**Instruction**
Could you repeat the records below exactly, leaving out any pictures?

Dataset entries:
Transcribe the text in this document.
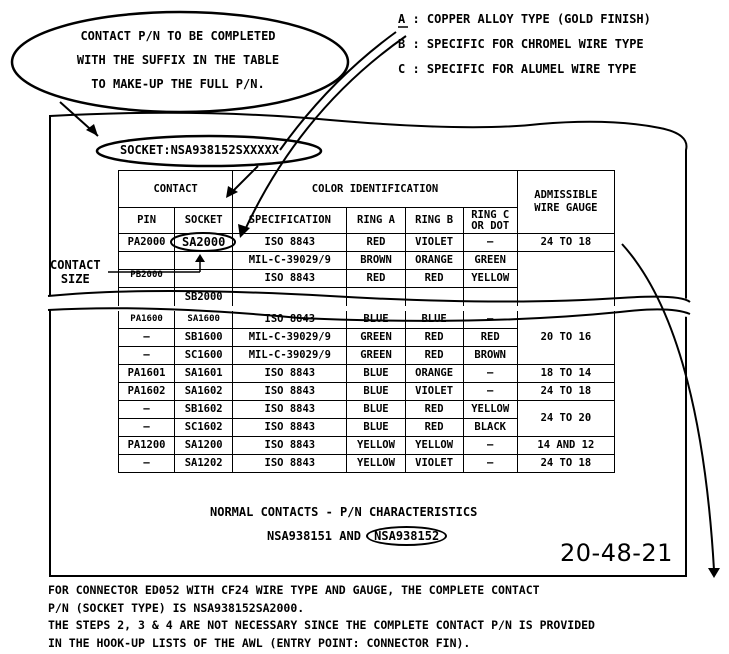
A : COPPER ALLOY TYPE (GOLD FINISH)
B : SPECIFIC FOR CHROMEL WIRE TYPE
C : SPECIFIC FOR ALUMEL WIRE TYPE
CONTACT P/N TO BE COMPLETED
WITH THE SUFFIX IN THE TABLE
TO MAKE-UP THE FULL P/N.
SOCKET:NSA938152SXXXXX
CONTACT
SIZE
CONTACT		COLOR IDENTIFICATION				ADMISSIBLE WIRE GAUGE
PIN	SOCKET	SPECIFICATION	RING A	RING B	RING C OR DOT	
PA2000	SA2000	ISO 8843	RED	VIOLET	–	24 TO 18
		MIL-C-39029/9	BROWN	ORANGE	GREEN	
PB2000		ISO 8843	RED	RED	YELLOW	
	SB2000					
PA1600	SA1600	ISO 8843	BLUE	BLUE	–	20 TO 16
–	SB1600	MIL-C-39029/9	GREEN	RED	RED	
–	SC1600	MIL-C-39029/9	GREEN	RED	BROWN	
PA1601	SA1601	ISO 8843	BLUE	ORANGE	–	18 TO 14
PA1602	SA1602	ISO 8843	BLUE	VIOLET	–	24 TO 18
–	SB1602	ISO 8843	BLUE	RED	YELLOW	24 TO 20
–	SC1602	ISO 8843	BLUE	RED	BLACK	
PA1200	SA1200	ISO 8843	YELLOW	YELLOW	–	14 AND 12
–	SA1202	ISO 8843	YELLOW	VIOLET	–	24 TO 18
NORMAL CONTACTS - P/N CHARACTERISTICS
NSA938151 AND NSA938152
20-48-21
FOR CONNECTOR ED052 WITH CF24 WIRE TYPE AND GAUGE, THE COMPLETE CONTACT
P/N (SOCKET TYPE) IS NSA938152SA2000.
THE STEPS 2, 3 & 4 ARE NOT NECESSARY SINCE THE COMPLETE CONTACT P/N IS PROVIDED
IN THE HOOK-UP LISTS OF THE AWL (ENTRY POINT: CONNECTOR FIN).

**Complete output**
Transcribe the text in this document.
A : COPPER ALLOY TYPE (GOLD FINISH)
B : SPECIFIC FOR CHROMEL WIRE TYPE
C : SPECIFIC FOR ALUMEL WIRE TYPE
CONTACT P/N TO BE COMPLETED
WITH THE SUFFIX IN THE TABLE
TO MAKE-UP THE FULL P/N.
SOCKET:NSA938152SXXXXX
CONTACT
SIZE
CONTACT		COLOR IDENTIFICATION				ADMISSIBLE WIRE GAUGE
PIN	SOCKET	SPECIFICATION	RING A	RING B	RING C OR DOT	
PA2000	SA2000	ISO 8843	RED	VIOLET	–	24 TO 18
		MIL-C-39029/9	BROWN	ORANGE	GREEN	
PB2000		ISO 8843	RED	RED	YELLOW	
	SB2000					
PA1600	SA1600	ISO 8843	BLUE	BLUE	–	20 TO 16
–	SB1600	MIL-C-39029/9	GREEN	RED	RED	
–	SC1600	MIL-C-39029/9	GREEN	RED	BROWN	
PA1601	SA1601	ISO 8843	BLUE	ORANGE	–	18 TO 14
PA1602	SA1602	ISO 8843	BLUE	VIOLET	–	24 TO 18
–	SB1602	ISO 8843	BLUE	RED	YELLOW	24 TO 20
–	SC1602	ISO 8843	BLUE	RED	BLACK	
PA1200	SA1200	ISO 8843	YELLOW	YELLOW	–	14 AND 12
–	SA1202	ISO 8843	YELLOW	VIOLET	–	24 TO 18
NORMAL CONTACTS - P/N CHARACTERISTICS
NSA938151 AND NSA938152
20-48-21
FOR CONNECTOR ED052 WITH CF24 WIRE TYPE AND GAUGE, THE COMPLETE CONTACT
P/N (SOCKET TYPE) IS NSA938152SA2000.
THE STEPS 2, 3 & 4 ARE NOT NECESSARY SINCE THE COMPLETE CONTACT P/N IS PROVIDED
IN THE HOOK-UP LISTS OF THE AWL (ENTRY POINT: CONNECTOR FIN).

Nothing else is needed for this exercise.